THE REQUEST - Your copy of the material must match it exactly, except that pictures are dropped.
^^^^^^^^
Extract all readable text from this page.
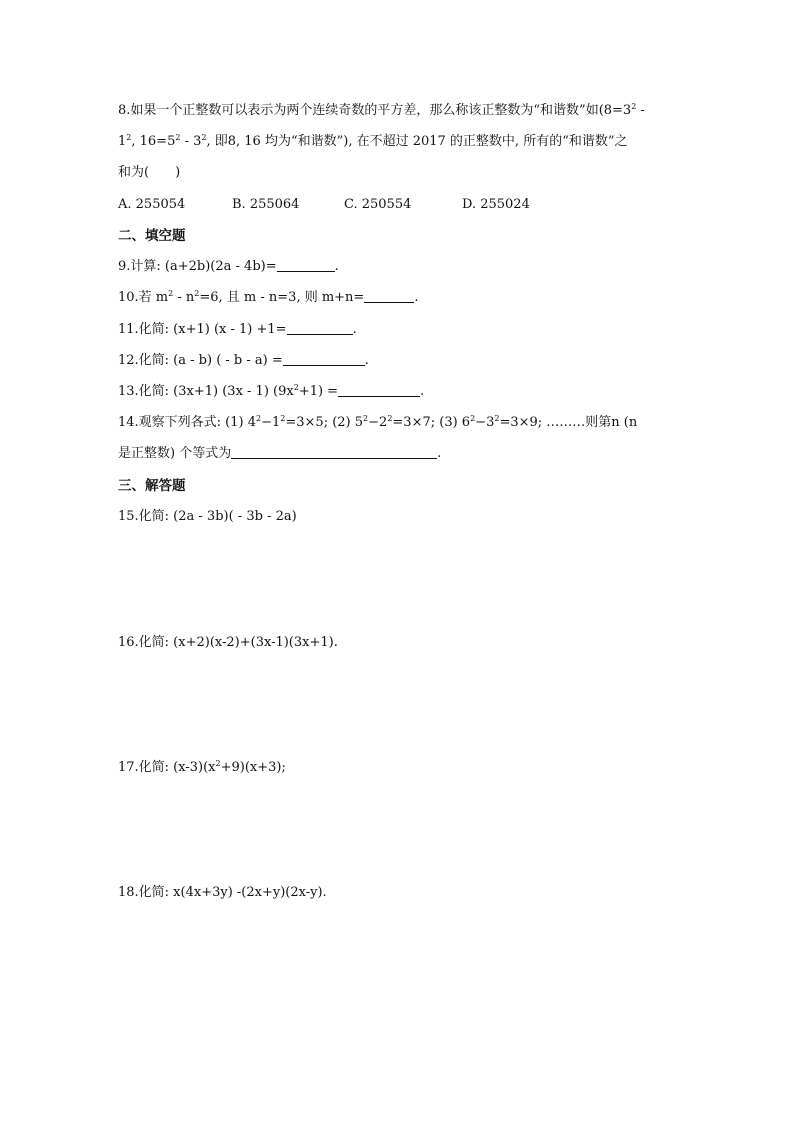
8.如果一个正整数可以表示为两个连续奇数的平方差，那么称该正整数为“和谐数”如($8=3^2$ -
$1^2$, $16=5^2 - 3^2$, 即8, 16 均为“和谐数”), 在不超过 2017 的正整数中, 所有的“和谐数”之
和为(　　)
A. 255054	B. 255064	C. 250554	D. 255024
二、填空题
9.计算: (a+2b)(2a - 4b)=	.
10.若 $m^2 - n^2=6$, 且 m - n=3, 则 m+n=	.
11.化简: (x+1) (x - 1) +1=	.
12.化简: (a - b) ( - b - a) =	.
13.化简: (3x+1) (3x - 1) $(9x^2+1)$ =	.
14.观察下列各式: (1) $4^2-1^2=3\times 5$; (2) $5^2-2^2=3\times 7$; (3) $6^2-3^2=3\times 9$; ………则第n (n
是正整数) 个等式为	.
三、解答题
15.化简: (2a - 3b)( - 3b - 2a)
16.化简: (x+2)(x-2)+(3x-1)(3x+1).
17.化简: $(x-3)(x^2+9)(x+3)$;
18.化简: x(4x+3y) -(2x+y)(2x-y).
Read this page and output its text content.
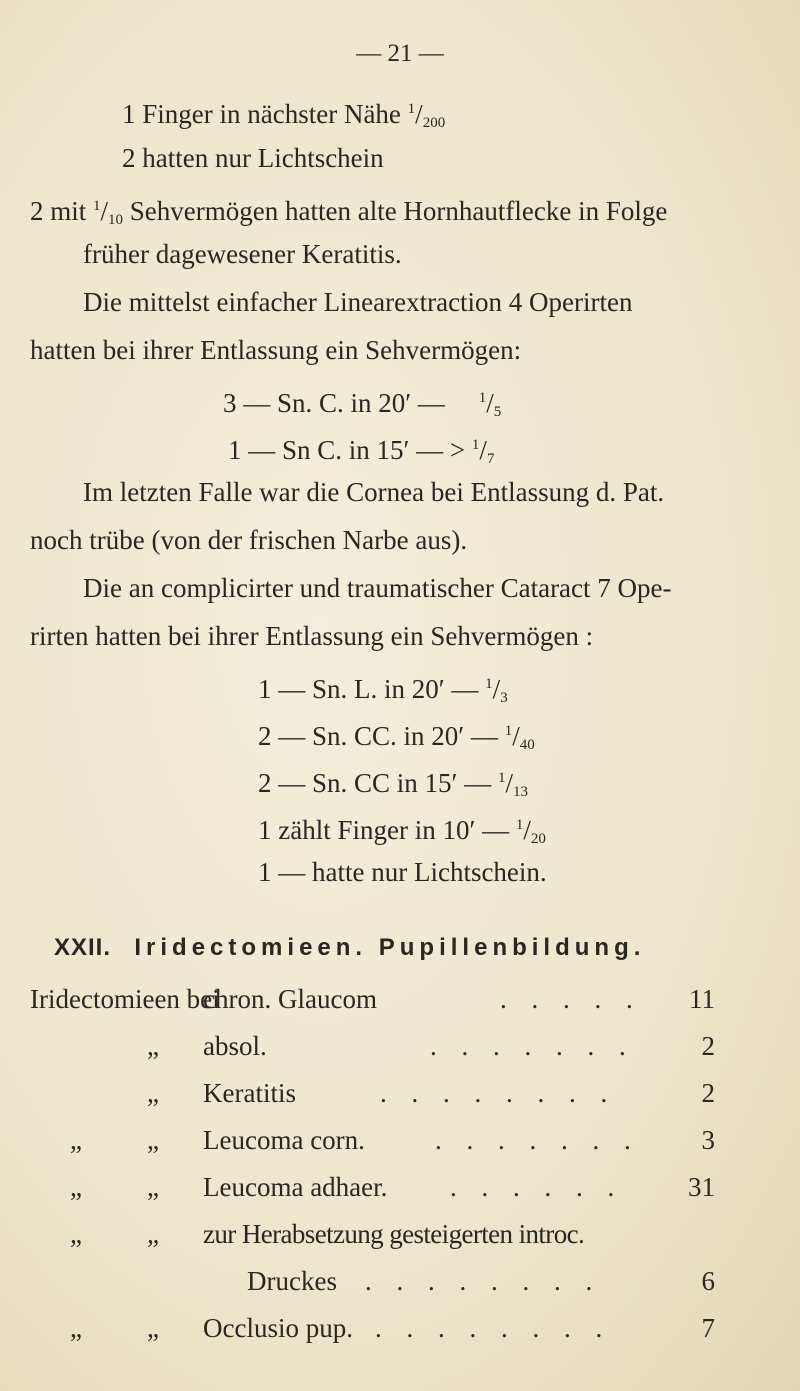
— 21 —
1 Finger in nächster Nähe $^1/_{200}$
2 hatten nur Lichtschein
2 mit $^1/_{10}$ Sehvermögen hatten alte Hornhautflecke in Folge
früher dagewesener Keratitis.
Die mittelst einfacher Linearextraction 4 Operirten
hatten bei ihrer Entlassung ein Sehvermögen:
3 — Sn. C. in 20′ — $^1/_5$
1 — Sn C. in 15′ — > $^1/_7$
Im letzten Falle war die Cornea bei Entlassung d. Pat.
noch trübe (von der frischen Narbe aus).
Die an complicirter und traumatischer Cataract 7 Ope-
rirten hatten bei ihrer Entlassung ein Sehvermögen :
1 — Sn. L. in 20′ — $^1/_3$
2 — Sn. CC. in 20′ — $^1/_{40}$
2 — Sn. CC in 15′ — $^1/_{13}$
1 zählt Finger in 10′ — $^1/_{20}$
1 — hatte nur Lichtschein.
XXII. Iridectomieen. Pupillenbildung.
Iridectomieen bei
chron. Glaucom	. . . . . 11
„ absol.	. . . . . . . 2
„ Keratitis	. . . . . . . .	2
„ „ Leucoma corn.	. . . . . . . 3
„ „ Leucoma adhaer. . . . . . . 31
„ „ zur Herabsetzung gesteigerten introc.
Druckes . . . . . . . .	6
„ „ Occlusio pup. . . . . . . . .	7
^^^^^^^^
SOLUTION TO THE EXERCISE -
Extract all readable text from this page.
8.如果一个正整数可以表示为两个连续奇数的平方差，那么称该正整数为“和谐数”如($8=3^2$ -
$1^2$, $16=5^2 - 3^2$, 即8, 16 均为“和谐数”), 在不超过 2017 的正整数中, 所有的“和谐数”之
和为(　　)
A. 255054	B. 255064	C. 250554	D. 255024
二、填空题
9.计算: (a+2b)(2a - 4b)=	.
10.若 $m^2 - n^2=6$, 且 m - n=3, 则 m+n=	.
11.化简: (x+1) (x - 1) +1=	.
12.化简: (a - b) ( - b - a) =	.
13.化简: (3x+1) (3x - 1) $(9x^2+1)$ =	.
14.观察下列各式: (1) $4^2-1^2=3\times 5$; (2) $5^2-2^2=3\times 7$; (3) $6^2-3^2=3\times 9$; ………则第n (n
是正整数) 个等式为	.
三、解答题
15.化简: (2a - 3b)( - 3b - 2a)
16.化简: (x+2)(x-2)+(3x-1)(3x+1).
17.化简: $(x-3)(x^2+9)(x+3)$;
18.化简: x(4x+3y) -(2x+y)(2x-y).
Read this page and output its text content.
— 21 —
1 Finger in nächster Nähe $^1/_{200}$
2 hatten nur Lichtschein
2 mit $^1/_{10}$ Sehvermögen hatten alte Hornhautflecke in Folge
früher dagewesener Keratitis.
Die mittelst einfacher Linearextraction 4 Operirten
hatten bei ihrer Entlassung ein Sehvermögen:
3 — Sn. C. in 20′ — $^1/_5$
1 — Sn C. in 15′ — > $^1/_7$
Im letzten Falle war die Cornea bei Entlassung d. Pat.
noch trübe (von der frischen Narbe aus).
Die an complicirter und traumatischer Cataract 7 Ope-
rirten hatten bei ihrer Entlassung ein Sehvermögen :
1 — Sn. L. in 20′ — $^1/_3$
2 — Sn. CC. in 20′ — $^1/_{40}$
2 — Sn. CC in 15′ — $^1/_{13}$
1 zählt Finger in 10′ — $^1/_{20}$
1 — hatte nur Lichtschein.
XXII. Iridectomieen. Pupillenbildung.
Iridectomieen bei
chron. Glaucom	. . . . . 11
„ absol.	. . . . . . . 2
„ Keratitis	. . . . . . . .	2
„ „ Leucoma corn.	. . . . . . . 3
„ „ Leucoma adhaer. . . . . . . 31
„ „ zur Herabsetzung gesteigerten introc.
Druckes . . . . . . . .	6
„ „ Occlusio pup. . . . . . . . .	7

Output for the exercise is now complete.